(Collected data)
»»
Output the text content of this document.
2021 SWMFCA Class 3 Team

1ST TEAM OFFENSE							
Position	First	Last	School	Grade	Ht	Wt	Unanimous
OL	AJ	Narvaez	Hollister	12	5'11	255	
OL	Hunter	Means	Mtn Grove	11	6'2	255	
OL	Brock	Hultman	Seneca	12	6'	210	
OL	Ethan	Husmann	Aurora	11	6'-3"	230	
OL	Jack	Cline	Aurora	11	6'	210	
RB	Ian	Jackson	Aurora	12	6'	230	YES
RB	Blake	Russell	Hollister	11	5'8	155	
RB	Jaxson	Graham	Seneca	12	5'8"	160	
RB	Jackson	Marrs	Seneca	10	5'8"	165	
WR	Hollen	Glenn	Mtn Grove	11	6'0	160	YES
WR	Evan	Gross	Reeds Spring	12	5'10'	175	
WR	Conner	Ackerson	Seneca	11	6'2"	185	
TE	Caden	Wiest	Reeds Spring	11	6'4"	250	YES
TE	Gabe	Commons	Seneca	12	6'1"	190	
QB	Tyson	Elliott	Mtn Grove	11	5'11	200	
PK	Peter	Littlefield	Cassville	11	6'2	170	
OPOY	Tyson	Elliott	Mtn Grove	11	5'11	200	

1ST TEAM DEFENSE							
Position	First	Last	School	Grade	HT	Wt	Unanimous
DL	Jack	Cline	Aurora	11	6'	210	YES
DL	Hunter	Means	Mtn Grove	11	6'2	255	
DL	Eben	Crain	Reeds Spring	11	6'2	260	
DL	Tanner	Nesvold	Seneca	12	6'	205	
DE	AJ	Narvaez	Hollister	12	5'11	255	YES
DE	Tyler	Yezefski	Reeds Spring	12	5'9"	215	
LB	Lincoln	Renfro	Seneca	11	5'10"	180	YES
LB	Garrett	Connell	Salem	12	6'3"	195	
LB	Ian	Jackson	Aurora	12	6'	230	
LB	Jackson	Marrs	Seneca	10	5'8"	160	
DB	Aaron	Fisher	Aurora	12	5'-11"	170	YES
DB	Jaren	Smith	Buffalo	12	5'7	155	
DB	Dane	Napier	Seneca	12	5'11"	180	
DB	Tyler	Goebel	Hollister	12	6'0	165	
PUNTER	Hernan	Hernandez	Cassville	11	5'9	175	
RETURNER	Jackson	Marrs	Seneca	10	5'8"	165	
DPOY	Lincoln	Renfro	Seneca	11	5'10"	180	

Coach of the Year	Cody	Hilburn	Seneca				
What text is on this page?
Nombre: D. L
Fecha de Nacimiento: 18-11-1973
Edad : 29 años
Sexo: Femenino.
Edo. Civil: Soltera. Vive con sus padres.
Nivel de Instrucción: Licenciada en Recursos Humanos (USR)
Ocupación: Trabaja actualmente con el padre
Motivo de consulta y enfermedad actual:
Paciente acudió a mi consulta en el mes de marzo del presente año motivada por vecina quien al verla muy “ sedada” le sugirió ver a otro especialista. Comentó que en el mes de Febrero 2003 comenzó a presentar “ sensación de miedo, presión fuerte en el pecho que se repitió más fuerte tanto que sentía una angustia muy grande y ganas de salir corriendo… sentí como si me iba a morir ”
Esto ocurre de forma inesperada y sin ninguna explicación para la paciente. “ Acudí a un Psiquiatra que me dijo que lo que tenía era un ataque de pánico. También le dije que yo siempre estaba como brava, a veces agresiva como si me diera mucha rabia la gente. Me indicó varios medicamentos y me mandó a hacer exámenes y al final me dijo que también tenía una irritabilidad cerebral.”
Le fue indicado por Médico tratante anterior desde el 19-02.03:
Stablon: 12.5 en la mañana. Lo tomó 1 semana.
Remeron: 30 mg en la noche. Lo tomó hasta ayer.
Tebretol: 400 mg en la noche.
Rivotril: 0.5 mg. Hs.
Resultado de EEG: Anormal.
««
• TASK REQUIREMENTS: Each line above must be reproduced exactly as it stands.

• RESPONSE BELOW:
Output the text content of this document.
2021 SWMFCA Class 3 Team

1ST TEAM OFFENSE							
Position	First	Last	School	Grade	Ht	Wt	Unanimous
OL	AJ	Narvaez	Hollister	12	5'11	255	
OL	Hunter	Means	Mtn Grove	11	6'2	255	
OL	Brock	Hultman	Seneca	12	6'	210	
OL	Ethan	Husmann	Aurora	11	6'-3"	230	
OL	Jack	Cline	Aurora	11	6'	210	
RB	Ian	Jackson	Aurora	12	6'	230	YES
RB	Blake	Russell	Hollister	11	5'8	155	
RB	Jaxson	Graham	Seneca	12	5'8"	160	
RB	Jackson	Marrs	Seneca	10	5'8"	165	
WR	Hollen	Glenn	Mtn Grove	11	6'0	160	YES
WR	Evan	Gross	Reeds Spring	12	5'10'	175	
WR	Conner	Ackerson	Seneca	11	6'2"	185	
TE	Caden	Wiest	Reeds Spring	11	6'4"	250	YES
TE	Gabe	Commons	Seneca	12	6'1"	190	
QB	Tyson	Elliott	Mtn Grove	11	5'11	200	
PK	Peter	Littlefield	Cassville	11	6'2	170	
OPOY	Tyson	Elliott	Mtn Grove	11	5'11	200	

1ST TEAM DEFENSE							
Position	First	Last	School	Grade	HT	Wt	Unanimous
DL	Jack	Cline	Aurora	11	6'	210	YES
DL	Hunter	Means	Mtn Grove	11	6'2	255	
DL	Eben	Crain	Reeds Spring	11	6'2	260	
DL	Tanner	Nesvold	Seneca	12	6'	205	
DE	AJ	Narvaez	Hollister	12	5'11	255	YES
DE	Tyler	Yezefski	Reeds Spring	12	5'9"	215	
LB	Lincoln	Renfro	Seneca	11	5'10"	180	YES
LB	Garrett	Connell	Salem	12	6'3"	195	
LB	Ian	Jackson	Aurora	12	6'	230	
LB	Jackson	Marrs	Seneca	10	5'8"	160	
DB	Aaron	Fisher	Aurora	12	5'-11"	170	YES
DB	Jaren	Smith	Buffalo	12	5'7	155	
DB	Dane	Napier	Seneca	12	5'11"	180	
DB	Tyler	Goebel	Hollister	12	6'0	165	
PUNTER	Hernan	Hernandez	Cassville	11	5'9	175	
RETURNER	Jackson	Marrs	Seneca	10	5'8"	165	
DPOY	Lincoln	Renfro	Seneca	11	5'10"	180	

Coach of the Year	Cody	Hilburn	Seneca				
What text is on this page?
Nombre: D. L
Fecha de Nacimiento: 18-11-1973
Edad : 29 años
Sexo: Femenino.
Edo. Civil: Soltera. Vive con sus padres.
Nivel de Instrucción: Licenciada en Recursos Humanos (USR)
Ocupación: Trabaja actualmente con el padre
Motivo de consulta y enfermedad actual:
Paciente acudió a mi consulta en el mes de marzo del presente año motivada por vecina quien al verla muy “ sedada” le sugirió ver a otro especialista. Comentó que en el mes de Febrero 2003 comenzó a presentar “ sensación de miedo, presión fuerte en el pecho que se repitió más fuerte tanto que sentía una angustia muy grande y ganas de salir corriendo… sentí como si me iba a morir ”
Esto ocurre de forma inesperada y sin ninguna explicación para la paciente. “ Acudí a un Psiquiatra que me dijo que lo que tenía era un ataque de pánico. También le dije que yo siempre estaba como brava, a veces agresiva como si me diera mucha rabia la gente. Me indicó varios medicamentos y me mandó a hacer exámenes y al final me dijo que también tenía una irritabilidad cerebral.”
Le fue indicado por Médico tratante anterior desde el 19-02.03:
Stablon: 12.5 en la mañana. Lo tomó 1 semana.
Remeron: 30 mg en la noche. Lo tomó hasta ayer.
Tebretol: 400 mg en la noche.
Rivotril: 0.5 mg. Hs.
Resultado de EEG: Anormal.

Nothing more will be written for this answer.